COMPRUEBA LO ENTENDIDO:
1. Imprime el trozo del texto sobre Simona Halep que arranca en "Álvaro Rama desde" y acaba en "la nueva temporada.".
2. Según el texto sobre Simona Halep, ¿por qué pasó la jugadora en 2015 la mayor crisis desde su eclosión? Responde en una a tres frases.
3. Contesta con datos del texto sobre Simona Halep:
(a) ¿Qué edad tiene Halep?
(b) ¿Qué torneo figura como el gran título de su carrera en 2015?
(c) ¿Cuánto mide?

----- TEXTO MOSTRADO -----

Mirando a 2016: Simona Halep

Álvaro Rama desde la ciudad de Madrid

Convertir el notable en sobresaliente. Asentada en el segundo peldaño del tenis femenino, Simona Halep afronta una temporada para comenzar a definir de manera completa su paso entre la élite WTA. Con 24 años, y sin salir del top5 desde que irrumpiera en él 20 meses atrás, su ascensión profesional ha sido una de las más estables en los últimos tiempos. Si la evolución fuera similar durante la campaña 2016, la rumana debería figurar entre las principales candidatas a estrenar la cuenta de Grand Slams en los próximos meses. Ése será el gran interrogante sobre la raqueta de Constanza en la nueva temporada.

Porque hay motivos para ello. Las etapas quemadas han sido sólidas durante las últimas dos campañas, con zarpazos en los escenarios más potentes de la disciplina: su primera final de Grand Slam en 2014 (Roland Garros) o el gran título de su carrera en 2015 (Indian Wells) sirven para demostrar frialdad al asumir el estatus adquirido. Desde una estatura justa (1.68m) en un circuito de cuerpos esculturales, y con un tenis de elaboración y neurona más allá del segundo impacto en un deporte impera de forma creciente la definición en línea recta, Simona se ha convertido en una figura con respeto ganado en el vestuario. Una jugadora que ha sabido maximizar sus recursos como pocas para abrirse paso en la disciplina.

La experiencia de 2015, cuando afloraron los primeros momentos de duda, pueden haber servido para terminar de forjar la psicología de una campeona. Saturada de competición tras un arranque de temporada formidable, 20 victorias en los primeros 21 partidos del año, Halep padeció la mayor crisis profesional desde su eclosión. Las superficies naturales mostraron a una jugadora cargada de tensión, autoexigida al extremo por la expectativa y desnaturalizada en pista. La ruptura con el técnico Victor Ionita, compatriota que en su día lanzó la carrera de Sorana Cirstea hasta el top25, correspondió con un mayor asesoramiento del prestigioso Darren Cahill.

----- LISTADO DE DATOS -----

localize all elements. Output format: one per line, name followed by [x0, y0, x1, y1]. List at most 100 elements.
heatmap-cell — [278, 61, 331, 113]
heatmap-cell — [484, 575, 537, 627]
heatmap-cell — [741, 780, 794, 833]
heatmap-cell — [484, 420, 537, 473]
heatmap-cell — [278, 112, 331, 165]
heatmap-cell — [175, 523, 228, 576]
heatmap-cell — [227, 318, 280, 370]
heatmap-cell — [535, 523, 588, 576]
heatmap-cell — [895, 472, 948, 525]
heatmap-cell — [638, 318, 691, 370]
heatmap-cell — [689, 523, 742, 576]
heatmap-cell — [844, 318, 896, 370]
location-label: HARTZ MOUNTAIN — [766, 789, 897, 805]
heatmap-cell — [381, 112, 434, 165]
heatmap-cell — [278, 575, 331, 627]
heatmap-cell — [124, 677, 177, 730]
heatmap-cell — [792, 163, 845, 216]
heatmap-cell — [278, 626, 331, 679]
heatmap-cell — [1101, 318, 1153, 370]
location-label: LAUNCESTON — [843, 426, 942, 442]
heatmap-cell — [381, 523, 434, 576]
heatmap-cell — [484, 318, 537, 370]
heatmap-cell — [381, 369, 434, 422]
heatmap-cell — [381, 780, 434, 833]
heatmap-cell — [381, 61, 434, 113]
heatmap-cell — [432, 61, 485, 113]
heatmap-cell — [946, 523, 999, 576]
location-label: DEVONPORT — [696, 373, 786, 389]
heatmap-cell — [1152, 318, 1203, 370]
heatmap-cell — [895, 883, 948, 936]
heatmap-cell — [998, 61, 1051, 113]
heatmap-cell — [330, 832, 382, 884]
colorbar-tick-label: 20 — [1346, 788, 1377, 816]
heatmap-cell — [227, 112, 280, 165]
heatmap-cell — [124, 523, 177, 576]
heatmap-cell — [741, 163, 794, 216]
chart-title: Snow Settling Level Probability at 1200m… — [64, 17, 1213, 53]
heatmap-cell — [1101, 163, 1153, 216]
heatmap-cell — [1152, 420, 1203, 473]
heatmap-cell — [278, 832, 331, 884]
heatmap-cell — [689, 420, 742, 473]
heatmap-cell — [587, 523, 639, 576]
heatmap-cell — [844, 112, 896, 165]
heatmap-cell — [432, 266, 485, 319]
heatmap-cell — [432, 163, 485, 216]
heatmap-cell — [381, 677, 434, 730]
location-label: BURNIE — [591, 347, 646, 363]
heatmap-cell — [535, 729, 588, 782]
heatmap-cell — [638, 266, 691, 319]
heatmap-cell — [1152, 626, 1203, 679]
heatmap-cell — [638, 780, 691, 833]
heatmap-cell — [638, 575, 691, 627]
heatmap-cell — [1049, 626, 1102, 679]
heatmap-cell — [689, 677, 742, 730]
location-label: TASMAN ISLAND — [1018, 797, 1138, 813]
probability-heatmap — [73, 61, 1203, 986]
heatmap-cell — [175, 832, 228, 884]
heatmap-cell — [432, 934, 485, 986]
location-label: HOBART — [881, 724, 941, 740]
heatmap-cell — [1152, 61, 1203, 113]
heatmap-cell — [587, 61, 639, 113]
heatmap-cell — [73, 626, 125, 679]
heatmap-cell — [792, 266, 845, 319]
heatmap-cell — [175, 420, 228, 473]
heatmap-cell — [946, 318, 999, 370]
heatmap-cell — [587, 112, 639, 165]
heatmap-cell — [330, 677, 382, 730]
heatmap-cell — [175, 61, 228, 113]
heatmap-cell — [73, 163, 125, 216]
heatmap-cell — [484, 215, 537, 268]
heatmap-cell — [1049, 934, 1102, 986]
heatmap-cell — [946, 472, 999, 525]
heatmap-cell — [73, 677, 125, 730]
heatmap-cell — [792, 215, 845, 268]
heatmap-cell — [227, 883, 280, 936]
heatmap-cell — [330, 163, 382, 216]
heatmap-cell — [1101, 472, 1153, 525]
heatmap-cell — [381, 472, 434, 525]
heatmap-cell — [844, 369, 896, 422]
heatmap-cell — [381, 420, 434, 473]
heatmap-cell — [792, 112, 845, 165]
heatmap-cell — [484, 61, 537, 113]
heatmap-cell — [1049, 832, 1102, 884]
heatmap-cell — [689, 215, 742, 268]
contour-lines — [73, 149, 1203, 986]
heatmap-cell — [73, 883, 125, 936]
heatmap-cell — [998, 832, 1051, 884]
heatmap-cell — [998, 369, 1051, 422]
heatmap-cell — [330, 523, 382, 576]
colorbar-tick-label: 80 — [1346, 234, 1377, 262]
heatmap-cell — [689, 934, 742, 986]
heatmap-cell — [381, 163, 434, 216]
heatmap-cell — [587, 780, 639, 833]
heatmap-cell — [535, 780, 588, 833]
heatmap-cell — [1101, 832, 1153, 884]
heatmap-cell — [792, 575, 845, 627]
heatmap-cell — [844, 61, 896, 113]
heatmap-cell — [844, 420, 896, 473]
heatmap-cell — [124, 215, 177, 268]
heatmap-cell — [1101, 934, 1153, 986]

-----

LISTA DE RESPUESTAS:
1.
Álvaro Rama desde la ciudad de Madrid

Convertir el notable en sobresaliente. Asentada en el segundo peldaño del tenis femenino, Simona Halep afronta una temporada para comenzar a definir de manera completa su paso entre la élite WTA. Con 24 años, y sin salir del top5 desde que irrumpiera en él 20 meses atrás, su ascensión profesional ha sido una de las más estables en los últimos tiempos. Si la evolución fuera similar durante la campaña 2016, la rumana debería figurar entre las principales candidatas a estrenar la cuenta de Grand Slams en los próximos meses. Ése será el gran interrogante sobre la raqueta de Constanza en la nueva temporada.

2. Halep llegó saturada de competición tras un arranque de temporada formidable, con 20 victorias en los primeros 21 partidos del año. Por eso, en las superficies naturales se mostró cargada de tensión, autoexigida al extremo por la expectativa y desnaturalizada en pista.

3.
(a) 24 años.
(b) Indian Wells.
(c) 1.68 m.